▶ _EXCERPT TO READ_:
We next tested for associations of HLA antigens with the occurrence of Wegener’s granulomatosis in our cohort. Frequencies of HLA antigens for patients and control subjects are given in Table 1. We found borderline nominal significance for certain antigens; however, when corrected for multiple testing, no significant differences remained. In contrast, the classification of participants on the basis of HLA antigens into patients with Wegener’s granulomatosis and control subjects by logistic regression resulted in 100% correct prediction. To verify prediction power and to test whether prediction would extend to cases outside the classification sample, we applied two distinct approaches of discriminate function analysis. Using the entire sample, 82% of case patients and 80% of control subjects were classified correctly (P < 0.001; Figure 3A). In this analysis, predictive power within the sample is tested. Because the predictive power may not apply to new cases, a cross-validation approach that was based on jack-knife techniques was used. Every single participant in the sample was classified by a distinct function that was obtained from all remaining participants. In this more stringent manner of classification, 63% of case patients and 64% of control subjects were identified when removed from the classification sample (P < 0.001; Figure 3B).

▶ _PROMPT_:
Answer these questions from the excerpt on HLA antigens in Wegener's granulomatosis:
1. What rate of correct prediction did classification by logistic regression yield?
2. Using the entire sample, what percentages of case patients and of control subjects were classified correctly?
3. Under the jack-knife cross-validation approach, what percentages of case patients and of control subjects were identified?
None of the lines is needed.

▶ _MATERIAL SUPPLIED_:
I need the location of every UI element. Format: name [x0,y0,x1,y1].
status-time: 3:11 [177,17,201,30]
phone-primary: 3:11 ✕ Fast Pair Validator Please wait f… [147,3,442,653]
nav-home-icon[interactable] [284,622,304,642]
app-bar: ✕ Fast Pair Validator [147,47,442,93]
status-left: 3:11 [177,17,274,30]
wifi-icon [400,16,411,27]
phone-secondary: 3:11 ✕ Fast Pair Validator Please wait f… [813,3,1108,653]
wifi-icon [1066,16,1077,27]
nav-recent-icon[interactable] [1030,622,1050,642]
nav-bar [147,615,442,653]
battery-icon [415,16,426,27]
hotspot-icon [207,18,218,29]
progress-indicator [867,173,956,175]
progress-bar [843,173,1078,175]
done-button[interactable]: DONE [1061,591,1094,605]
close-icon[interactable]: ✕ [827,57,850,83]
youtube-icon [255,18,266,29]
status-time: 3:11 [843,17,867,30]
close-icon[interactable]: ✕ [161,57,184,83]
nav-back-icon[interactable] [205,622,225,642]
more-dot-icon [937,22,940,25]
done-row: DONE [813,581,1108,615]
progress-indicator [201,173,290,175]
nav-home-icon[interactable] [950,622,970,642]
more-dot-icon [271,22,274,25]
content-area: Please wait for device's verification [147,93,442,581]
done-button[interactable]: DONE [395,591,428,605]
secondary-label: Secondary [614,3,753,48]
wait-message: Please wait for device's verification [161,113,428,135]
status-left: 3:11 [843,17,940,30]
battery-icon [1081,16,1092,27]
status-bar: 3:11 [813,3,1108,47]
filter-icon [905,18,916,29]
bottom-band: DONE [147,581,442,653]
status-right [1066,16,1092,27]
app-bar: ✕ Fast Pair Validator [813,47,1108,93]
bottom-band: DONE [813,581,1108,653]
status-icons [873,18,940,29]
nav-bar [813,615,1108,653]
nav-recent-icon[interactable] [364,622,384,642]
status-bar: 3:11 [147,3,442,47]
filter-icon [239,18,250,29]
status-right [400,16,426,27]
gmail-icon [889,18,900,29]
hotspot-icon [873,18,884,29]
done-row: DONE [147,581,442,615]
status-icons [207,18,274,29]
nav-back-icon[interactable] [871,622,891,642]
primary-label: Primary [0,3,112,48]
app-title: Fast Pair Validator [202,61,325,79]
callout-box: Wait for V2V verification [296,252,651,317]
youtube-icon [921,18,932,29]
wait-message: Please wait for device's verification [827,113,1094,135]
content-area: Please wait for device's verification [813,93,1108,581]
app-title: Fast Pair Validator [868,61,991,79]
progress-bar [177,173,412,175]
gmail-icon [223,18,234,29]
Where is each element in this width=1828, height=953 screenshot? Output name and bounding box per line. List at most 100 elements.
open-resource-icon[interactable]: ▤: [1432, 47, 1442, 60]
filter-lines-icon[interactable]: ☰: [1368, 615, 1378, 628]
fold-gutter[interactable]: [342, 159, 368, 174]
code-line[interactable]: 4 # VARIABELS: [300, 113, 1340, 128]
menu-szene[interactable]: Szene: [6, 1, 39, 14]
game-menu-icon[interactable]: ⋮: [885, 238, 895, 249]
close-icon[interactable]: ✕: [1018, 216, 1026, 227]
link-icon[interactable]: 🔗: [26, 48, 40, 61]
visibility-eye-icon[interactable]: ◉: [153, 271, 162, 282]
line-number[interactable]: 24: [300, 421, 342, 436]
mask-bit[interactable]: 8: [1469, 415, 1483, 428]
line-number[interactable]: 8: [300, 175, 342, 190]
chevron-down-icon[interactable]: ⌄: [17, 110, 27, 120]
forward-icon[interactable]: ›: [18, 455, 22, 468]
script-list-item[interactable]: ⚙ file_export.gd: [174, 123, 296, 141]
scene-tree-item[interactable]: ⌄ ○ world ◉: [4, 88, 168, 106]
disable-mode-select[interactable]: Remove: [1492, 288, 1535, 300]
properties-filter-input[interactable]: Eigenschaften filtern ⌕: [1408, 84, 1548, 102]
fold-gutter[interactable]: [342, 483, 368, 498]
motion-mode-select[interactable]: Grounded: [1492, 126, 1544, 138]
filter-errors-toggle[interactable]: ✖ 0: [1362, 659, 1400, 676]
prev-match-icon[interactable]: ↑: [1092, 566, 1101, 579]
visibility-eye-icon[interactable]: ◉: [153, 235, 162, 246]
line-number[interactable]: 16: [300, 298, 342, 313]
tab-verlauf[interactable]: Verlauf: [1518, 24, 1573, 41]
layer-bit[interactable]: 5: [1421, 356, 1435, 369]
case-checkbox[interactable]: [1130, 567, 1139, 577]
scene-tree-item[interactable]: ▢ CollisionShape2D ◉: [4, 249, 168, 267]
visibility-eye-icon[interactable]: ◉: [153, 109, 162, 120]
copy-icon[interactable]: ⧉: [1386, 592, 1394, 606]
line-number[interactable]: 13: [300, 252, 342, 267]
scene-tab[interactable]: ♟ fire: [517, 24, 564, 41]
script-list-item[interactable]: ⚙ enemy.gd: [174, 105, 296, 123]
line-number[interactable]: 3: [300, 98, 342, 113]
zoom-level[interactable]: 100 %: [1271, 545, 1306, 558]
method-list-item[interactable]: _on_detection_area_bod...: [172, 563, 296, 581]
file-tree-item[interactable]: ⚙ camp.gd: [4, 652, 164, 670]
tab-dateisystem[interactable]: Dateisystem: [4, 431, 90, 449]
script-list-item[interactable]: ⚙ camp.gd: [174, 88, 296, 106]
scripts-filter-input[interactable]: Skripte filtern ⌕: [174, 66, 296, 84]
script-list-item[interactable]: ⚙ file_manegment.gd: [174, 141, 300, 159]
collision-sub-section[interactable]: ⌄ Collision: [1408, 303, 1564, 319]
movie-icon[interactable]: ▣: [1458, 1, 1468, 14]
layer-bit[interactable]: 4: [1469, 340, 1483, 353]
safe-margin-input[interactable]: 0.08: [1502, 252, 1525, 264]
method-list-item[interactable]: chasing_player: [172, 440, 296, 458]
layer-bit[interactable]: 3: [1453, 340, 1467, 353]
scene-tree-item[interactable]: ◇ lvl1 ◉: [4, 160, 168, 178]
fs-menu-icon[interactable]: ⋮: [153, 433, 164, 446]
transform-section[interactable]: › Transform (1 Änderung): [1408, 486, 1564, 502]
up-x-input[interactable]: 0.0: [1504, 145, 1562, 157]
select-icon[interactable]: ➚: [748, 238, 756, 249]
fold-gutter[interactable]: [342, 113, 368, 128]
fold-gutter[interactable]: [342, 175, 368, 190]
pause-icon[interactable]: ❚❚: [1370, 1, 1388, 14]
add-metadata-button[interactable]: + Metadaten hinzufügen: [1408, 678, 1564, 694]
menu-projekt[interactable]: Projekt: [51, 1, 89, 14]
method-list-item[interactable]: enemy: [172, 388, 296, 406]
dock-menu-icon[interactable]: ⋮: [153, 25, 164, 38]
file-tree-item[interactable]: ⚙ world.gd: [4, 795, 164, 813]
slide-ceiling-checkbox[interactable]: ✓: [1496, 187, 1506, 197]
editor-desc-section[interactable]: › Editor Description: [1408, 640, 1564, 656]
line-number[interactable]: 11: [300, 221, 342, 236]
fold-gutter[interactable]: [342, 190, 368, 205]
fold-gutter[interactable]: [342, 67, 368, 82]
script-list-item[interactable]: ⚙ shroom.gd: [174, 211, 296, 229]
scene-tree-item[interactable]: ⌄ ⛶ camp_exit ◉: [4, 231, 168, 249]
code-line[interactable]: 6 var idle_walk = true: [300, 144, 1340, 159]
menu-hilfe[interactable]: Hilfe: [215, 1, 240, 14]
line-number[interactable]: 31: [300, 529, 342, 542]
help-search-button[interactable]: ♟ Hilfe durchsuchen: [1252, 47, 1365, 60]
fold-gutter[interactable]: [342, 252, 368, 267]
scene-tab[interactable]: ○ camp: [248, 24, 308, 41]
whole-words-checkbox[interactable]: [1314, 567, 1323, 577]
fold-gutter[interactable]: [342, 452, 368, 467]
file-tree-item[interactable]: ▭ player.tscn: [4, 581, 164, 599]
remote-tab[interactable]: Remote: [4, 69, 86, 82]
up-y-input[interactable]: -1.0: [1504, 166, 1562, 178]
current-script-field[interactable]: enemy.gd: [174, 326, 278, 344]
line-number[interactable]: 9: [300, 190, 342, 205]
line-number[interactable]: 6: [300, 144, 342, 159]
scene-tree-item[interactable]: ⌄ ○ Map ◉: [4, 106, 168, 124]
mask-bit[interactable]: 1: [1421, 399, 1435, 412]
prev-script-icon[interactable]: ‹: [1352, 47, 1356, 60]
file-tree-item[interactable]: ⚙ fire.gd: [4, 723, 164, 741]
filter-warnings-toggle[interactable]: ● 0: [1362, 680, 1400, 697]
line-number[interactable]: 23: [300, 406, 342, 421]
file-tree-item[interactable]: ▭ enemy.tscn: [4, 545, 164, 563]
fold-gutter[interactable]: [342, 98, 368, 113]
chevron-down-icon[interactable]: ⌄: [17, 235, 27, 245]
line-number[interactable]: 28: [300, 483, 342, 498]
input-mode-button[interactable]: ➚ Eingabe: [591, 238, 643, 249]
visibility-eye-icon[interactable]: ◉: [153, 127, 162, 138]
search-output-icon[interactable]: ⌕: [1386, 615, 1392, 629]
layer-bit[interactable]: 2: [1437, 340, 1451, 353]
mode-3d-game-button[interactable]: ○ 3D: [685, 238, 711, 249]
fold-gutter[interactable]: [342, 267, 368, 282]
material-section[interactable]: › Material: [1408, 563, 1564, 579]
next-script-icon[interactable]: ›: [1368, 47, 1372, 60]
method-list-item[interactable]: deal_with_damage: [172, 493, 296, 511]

▶ _ANSWER SECTION_:
1. 100% correct prediction.
2. 82% of case patients and 80% of control subjects.
3. 63% of case patients and 64% of control subjects.